Write out the full set of records exactly. Any pictures in them do not belong in the copy.

Stored entries:
----

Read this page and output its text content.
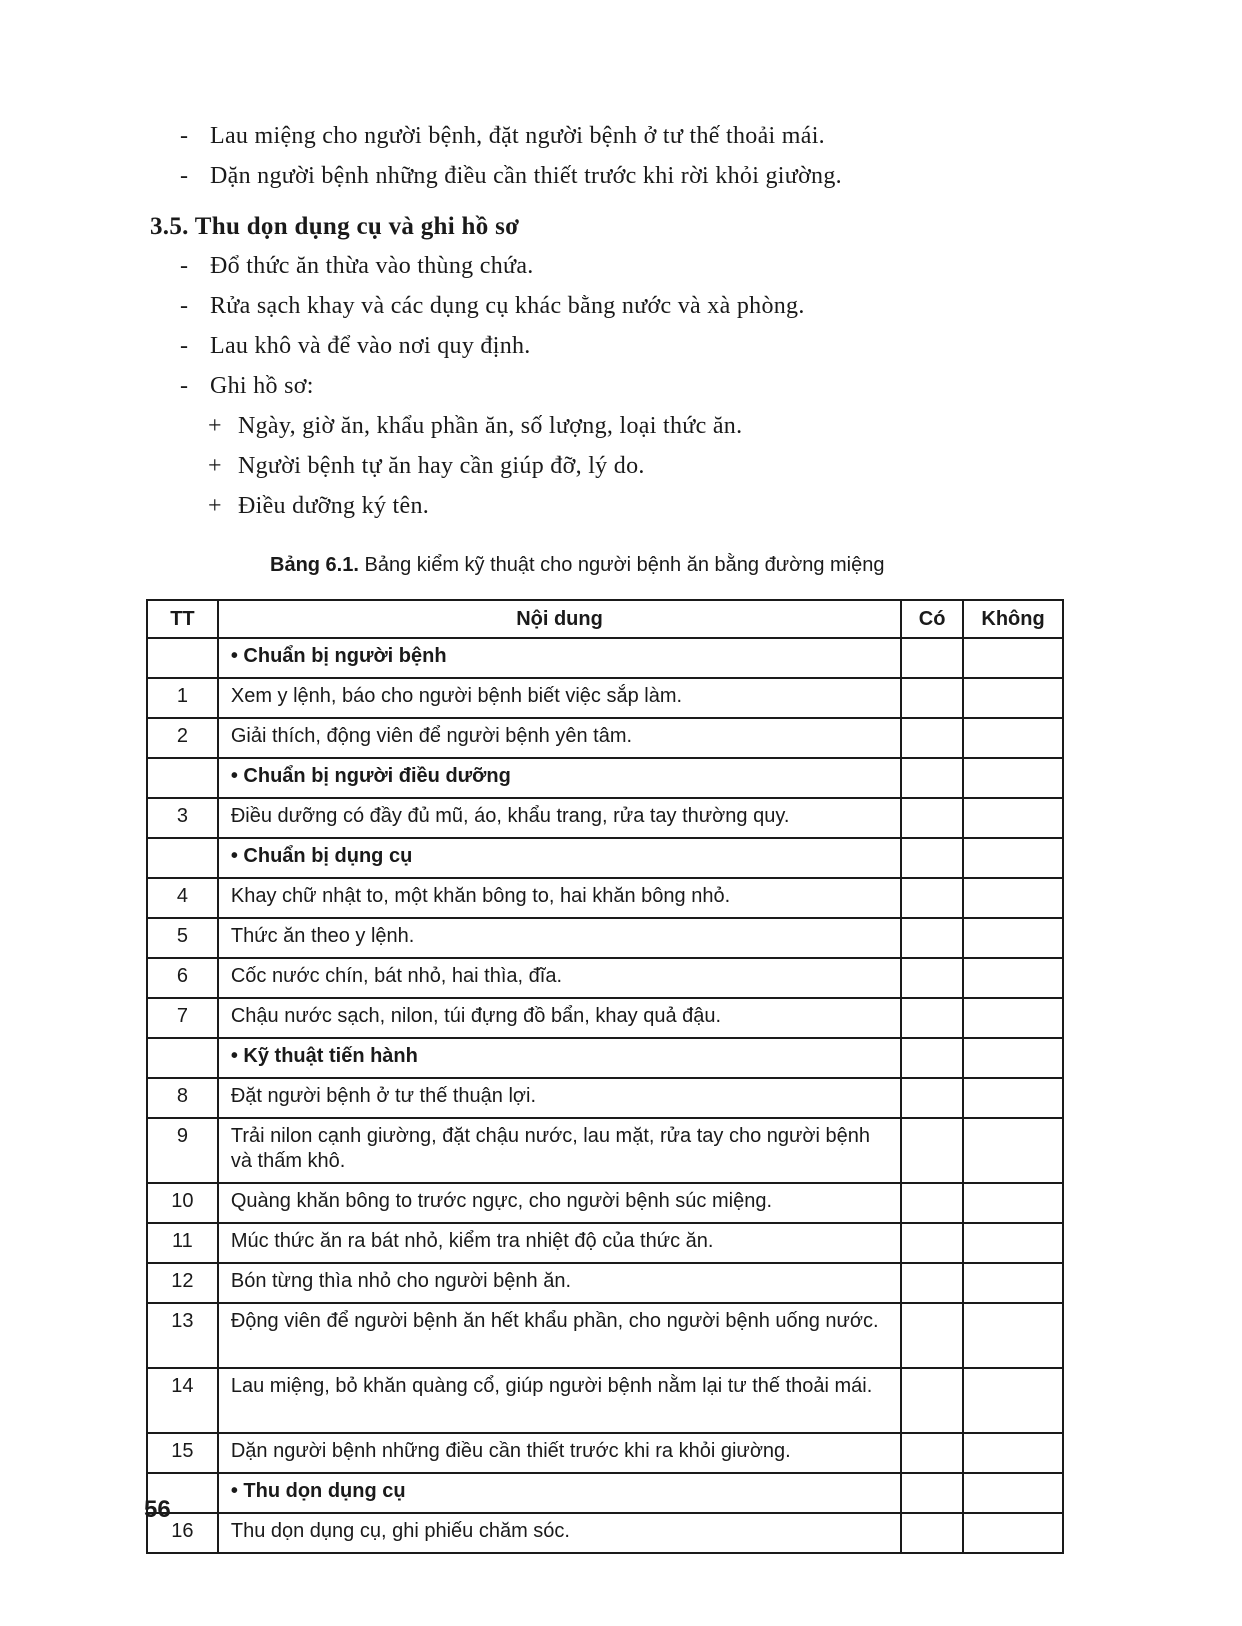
- Lau miệng cho người bệnh, đặt người bệnh ở tư thế thoải mái.
- Dặn người bệnh những điều cần thiết trước khi rời khỏi giường.
3.5. Thu dọn dụng cụ và ghi hồ sơ
- Đổ thức ăn thừa vào thùng chứa.
- Rửa sạch khay và các dụng cụ khác bằng nước và xà phòng.
- Lau khô và để vào nơi quy định.
- Ghi hồ sơ:
+ Ngày, giờ ăn, khẩu phần ăn, số lượng, loại thức ăn.
+ Người bệnh tự ăn hay cần giúp đỡ, lý do.
+ Điều dưỡng ký tên.
Bảng 6.1. Bảng kiểm kỹ thuật cho người bệnh ăn bằng đường miệng
TT	Nội dung	Có	Không
	• Chuẩn bị người bệnh		
1	Xem y lệnh, báo cho người bệnh biết việc sắp làm.		
2	Giải thích, động viên để người bệnh yên tâm.		
	• Chuẩn bị người điều dưỡng		
3	Điều dưỡng có đầy đủ mũ, áo, khẩu trang, rửa tay thường quy.		
	• Chuẩn bị dụng cụ		
4	Khay chữ nhật to, một khăn bông to, hai khăn bông nhỏ.		
5	Thức ăn theo y lệnh.		
6	Cốc nước chín, bát nhỏ, hai thìa, đĩa.		
7	Chậu nước sạch, nilon, túi đựng đồ bẩn, khay quả đậu.		
	• Kỹ thuật tiến hành		
8	Đặt người bệnh ở tư thế thuận lợi.		
9	Trải nilon cạnh giường, đặt chậu nước, lau mặt, rửa tay cho người bệnh và thấm khô.		
10	Quàng khăn bông to trước ngực, cho người bệnh súc miệng.		
11	Múc thức ăn ra bát nhỏ, kiểm tra nhiệt độ của thức ăn.		
12	Bón từng thìa nhỏ cho người bệnh ăn.		
13	Động viên để người bệnh ăn hết khẩu phần, cho người bệnh uống nước.		
14	Lau miệng, bỏ khăn quàng cổ, giúp người bệnh nằm lại tư thế thoải mái.		
15	Dặn người bệnh những điều cần thiết trước khi ra khỏi giường.		
	• Thu dọn dụng cụ		
16	Thu dọn dụng cụ, ghi phiếu chăm sóc.		
56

----

— RIGHT ANSWER —
Read this page and output its text content.
- Lau miệng cho người bệnh, đặt người bệnh ở tư thế thoải mái.
- Dặn người bệnh những điều cần thiết trước khi rời khỏi giường.
3.5. Thu dọn dụng cụ và ghi hồ sơ
- Đổ thức ăn thừa vào thùng chứa.
- Rửa sạch khay và các dụng cụ khác bằng nước và xà phòng.
- Lau khô và để vào nơi quy định.
- Ghi hồ sơ:
+ Ngày, giờ ăn, khẩu phần ăn, số lượng, loại thức ăn.
+ Người bệnh tự ăn hay cần giúp đỡ, lý do.
+ Điều dưỡng ký tên.
Bảng 6.1. Bảng kiểm kỹ thuật cho người bệnh ăn bằng đường miệng
TT	Nội dung	Có	Không
	• Chuẩn bị người bệnh		
1	Xem y lệnh, báo cho người bệnh biết việc sắp làm.		
2	Giải thích, động viên để người bệnh yên tâm.		
	• Chuẩn bị người điều dưỡng		
3	Điều dưỡng có đầy đủ mũ, áo, khẩu trang, rửa tay thường quy.		
	• Chuẩn bị dụng cụ		
4	Khay chữ nhật to, một khăn bông to, hai khăn bông nhỏ.		
5	Thức ăn theo y lệnh.		
6	Cốc nước chín, bát nhỏ, hai thìa, đĩa.		
7	Chậu nước sạch, nilon, túi đựng đồ bẩn, khay quả đậu.		
	• Kỹ thuật tiến hành		
8	Đặt người bệnh ở tư thế thuận lợi.		
9	Trải nilon cạnh giường, đặt chậu nước, lau mặt, rửa tay cho người bệnh và thấm khô.		
10	Quàng khăn bông to trước ngực, cho người bệnh súc miệng.		
11	Múc thức ăn ra bát nhỏ, kiểm tra nhiệt độ của thức ăn.		
12	Bón từng thìa nhỏ cho người bệnh ăn.		
13	Động viên để người bệnh ăn hết khẩu phần, cho người bệnh uống nước.		
14	Lau miệng, bỏ khăn quàng cổ, giúp người bệnh nằm lại tư thế thoải mái.		
15	Dặn người bệnh những điều cần thiết trước khi ra khỏi giường.		
	• Thu dọn dụng cụ		
16	Thu dọn dụng cụ, ghi phiếu chăm sóc.		
56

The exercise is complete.